>>

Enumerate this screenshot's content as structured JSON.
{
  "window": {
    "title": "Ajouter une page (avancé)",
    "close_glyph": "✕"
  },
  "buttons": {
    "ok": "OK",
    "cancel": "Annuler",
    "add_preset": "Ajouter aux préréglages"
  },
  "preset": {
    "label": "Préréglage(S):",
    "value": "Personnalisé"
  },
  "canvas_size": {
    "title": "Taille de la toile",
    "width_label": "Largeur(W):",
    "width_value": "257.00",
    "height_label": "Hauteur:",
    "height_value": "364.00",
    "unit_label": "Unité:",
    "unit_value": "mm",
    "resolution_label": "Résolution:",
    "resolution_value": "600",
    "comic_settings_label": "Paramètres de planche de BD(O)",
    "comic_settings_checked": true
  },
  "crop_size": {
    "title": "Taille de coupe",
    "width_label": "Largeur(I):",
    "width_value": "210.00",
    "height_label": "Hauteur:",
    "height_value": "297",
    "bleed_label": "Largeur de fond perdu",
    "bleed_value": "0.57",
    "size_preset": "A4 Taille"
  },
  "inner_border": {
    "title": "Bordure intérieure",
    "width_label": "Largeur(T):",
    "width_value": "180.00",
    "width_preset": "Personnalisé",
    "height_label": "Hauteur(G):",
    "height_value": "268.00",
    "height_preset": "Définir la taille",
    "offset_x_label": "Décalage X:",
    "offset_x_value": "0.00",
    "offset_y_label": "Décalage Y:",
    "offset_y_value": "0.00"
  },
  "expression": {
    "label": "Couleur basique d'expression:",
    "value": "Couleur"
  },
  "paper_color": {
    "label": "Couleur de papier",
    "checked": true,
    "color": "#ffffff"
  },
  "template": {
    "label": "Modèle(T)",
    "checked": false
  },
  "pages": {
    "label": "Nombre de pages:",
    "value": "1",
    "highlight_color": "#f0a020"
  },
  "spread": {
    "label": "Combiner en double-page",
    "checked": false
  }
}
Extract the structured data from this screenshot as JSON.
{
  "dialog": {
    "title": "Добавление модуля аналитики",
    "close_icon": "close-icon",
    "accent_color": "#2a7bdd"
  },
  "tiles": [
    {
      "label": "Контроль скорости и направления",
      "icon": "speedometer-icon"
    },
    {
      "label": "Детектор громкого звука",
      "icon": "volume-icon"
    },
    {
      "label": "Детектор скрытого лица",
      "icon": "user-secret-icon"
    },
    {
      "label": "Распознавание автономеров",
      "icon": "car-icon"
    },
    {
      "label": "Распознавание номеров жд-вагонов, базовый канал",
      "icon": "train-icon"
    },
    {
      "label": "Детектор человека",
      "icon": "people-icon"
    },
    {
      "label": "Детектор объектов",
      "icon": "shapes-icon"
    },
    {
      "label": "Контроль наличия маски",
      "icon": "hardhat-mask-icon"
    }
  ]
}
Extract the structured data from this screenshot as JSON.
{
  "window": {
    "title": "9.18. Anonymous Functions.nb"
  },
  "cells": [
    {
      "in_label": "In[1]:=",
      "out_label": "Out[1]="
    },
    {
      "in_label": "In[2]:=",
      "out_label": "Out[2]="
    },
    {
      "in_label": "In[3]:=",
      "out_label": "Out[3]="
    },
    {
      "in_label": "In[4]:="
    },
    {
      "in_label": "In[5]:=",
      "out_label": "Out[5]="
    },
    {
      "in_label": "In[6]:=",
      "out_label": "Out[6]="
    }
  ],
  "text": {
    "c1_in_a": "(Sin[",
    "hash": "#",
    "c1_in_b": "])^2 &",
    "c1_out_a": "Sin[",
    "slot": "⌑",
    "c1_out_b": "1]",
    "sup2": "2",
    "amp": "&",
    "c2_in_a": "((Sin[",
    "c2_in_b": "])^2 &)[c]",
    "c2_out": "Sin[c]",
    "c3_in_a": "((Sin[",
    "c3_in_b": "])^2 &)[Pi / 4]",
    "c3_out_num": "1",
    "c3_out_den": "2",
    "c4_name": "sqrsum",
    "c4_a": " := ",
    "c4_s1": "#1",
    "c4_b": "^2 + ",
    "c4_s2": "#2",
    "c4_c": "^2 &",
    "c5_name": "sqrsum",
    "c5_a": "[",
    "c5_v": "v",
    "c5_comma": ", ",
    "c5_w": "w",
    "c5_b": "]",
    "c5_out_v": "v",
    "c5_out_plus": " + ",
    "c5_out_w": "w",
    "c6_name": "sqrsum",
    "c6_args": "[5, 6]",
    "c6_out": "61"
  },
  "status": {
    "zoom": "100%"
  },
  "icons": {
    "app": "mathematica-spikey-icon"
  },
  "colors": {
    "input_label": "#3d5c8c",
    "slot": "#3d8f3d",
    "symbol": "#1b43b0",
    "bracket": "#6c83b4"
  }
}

<<

• [Stated task] Retype the data in full and match it exactly.

• [Expected answer]
Enumerate this screenshot's content as structured JSON.
{
  "window": {
    "title": "Ajouter une page (avancé)",
    "close_glyph": "✕"
  },
  "buttons": {
    "ok": "OK",
    "cancel": "Annuler",
    "add_preset": "Ajouter aux préréglages"
  },
  "preset": {
    "label": "Préréglage(S):",
    "value": "Personnalisé"
  },
  "canvas_size": {
    "title": "Taille de la toile",
    "width_label": "Largeur(W):",
    "width_value": "257.00",
    "height_label": "Hauteur:",
    "height_value": "364.00",
    "unit_label": "Unité:",
    "unit_value": "mm",
    "resolution_label": "Résolution:",
    "resolution_value": "600",
    "comic_settings_label": "Paramètres de planche de BD(O)",
    "comic_settings_checked": true
  },
  "crop_size": {
    "title": "Taille de coupe",
    "width_label": "Largeur(I):",
    "width_value": "210.00",
    "height_label": "Hauteur:",
    "height_value": "297",
    "bleed_label": "Largeur de fond perdu",
    "bleed_value": "0.57",
    "size_preset": "A4 Taille"
  },
  "inner_border": {
    "title": "Bordure intérieure",
    "width_label": "Largeur(T):",
    "width_value": "180.00",
    "width_preset": "Personnalisé",
    "height_label": "Hauteur(G):",
    "height_value": "268.00",
    "height_preset": "Définir la taille",
    "offset_x_label": "Décalage X:",
    "offset_x_value": "0.00",
    "offset_y_label": "Décalage Y:",
    "offset_y_value": "0.00"
  },
  "expression": {
    "label": "Couleur basique d'expression:",
    "value": "Couleur"
  },
  "paper_color": {
    "label": "Couleur de papier",
    "checked": true,
    "color": "#ffffff"
  },
  "template": {
    "label": "Modèle(T)",
    "checked": false
  },
  "pages": {
    "label": "Nombre de pages:",
    "value": "1",
    "highlight_color": "#f0a020"
  },
  "spread": {
    "label": "Combiner en double-page",
    "checked": false
  }
}
Extract the structured data from this screenshot as JSON.
{
  "dialog": {
    "title": "Добавление модуля аналитики",
    "close_icon": "close-icon",
    "accent_color": "#2a7bdd"
  },
  "tiles": [
    {
      "label": "Контроль скорости и направления",
      "icon": "speedometer-icon"
    },
    {
      "label": "Детектор громкого звука",
      "icon": "volume-icon"
    },
    {
      "label": "Детектор скрытого лица",
      "icon": "user-secret-icon"
    },
    {
      "label": "Распознавание автономеров",
      "icon": "car-icon"
    },
    {
      "label": "Распознавание номеров жд-вагонов, базовый канал",
      "icon": "train-icon"
    },
    {
      "label": "Детектор человека",
      "icon": "people-icon"
    },
    {
      "label": "Детектор объектов",
      "icon": "shapes-icon"
    },
    {
      "label": "Контроль наличия маски",
      "icon": "hardhat-mask-icon"
    }
  ]
}
Extract the structured data from this screenshot as JSON.
{
  "window": {
    "title": "9.18. Anonymous Functions.nb"
  },
  "cells": [
    {
      "in_label": "In[1]:=",
      "out_label": "Out[1]="
    },
    {
      "in_label": "In[2]:=",
      "out_label": "Out[2]="
    },
    {
      "in_label": "In[3]:=",
      "out_label": "Out[3]="
    },
    {
      "in_label": "In[4]:="
    },
    {
      "in_label": "In[5]:=",
      "out_label": "Out[5]="
    },
    {
      "in_label": "In[6]:=",
      "out_label": "Out[6]="
    }
  ],
  "text": {
    "c1_in_a": "(Sin[",
    "hash": "#",
    "c1_in_b": "])^2 &",
    "c1_out_a": "Sin[",
    "slot": "⌑",
    "c1_out_b": "1]",
    "sup2": "2",
    "amp": "&",
    "c2_in_a": "((Sin[",
    "c2_in_b": "])^2 &)[c]",
    "c2_out": "Sin[c]",
    "c3_in_a": "((Sin[",
    "c3_in_b": "])^2 &)[Pi / 4]",
    "c3_out_num": "1",
    "c3_out_den": "2",
    "c4_name": "sqrsum",
    "c4_a": " := ",
    "c4_s1": "#1",
    "c4_b": "^2 + ",
    "c4_s2": "#2",
    "c4_c": "^2 &",
    "c5_name": "sqrsum",
    "c5_a": "[",
    "c5_v": "v",
    "c5_comma": ", ",
    "c5_w": "w",
    "c5_b": "]",
    "c5_out_v": "v",
    "c5_out_plus": " + ",
    "c5_out_w": "w",
    "c6_name": "sqrsum",
    "c6_args": "[5, 6]",
    "c6_out": "61"
  },
  "status": {
    "zoom": "100%"
  },
  "icons": {
    "app": "mathematica-spikey-icon"
  },
  "colors": {
    "input_label": "#3d5c8c",
    "slot": "#3d8f3d",
    "symbol": "#1b43b0",
    "bracket": "#6c83b4"
  }
}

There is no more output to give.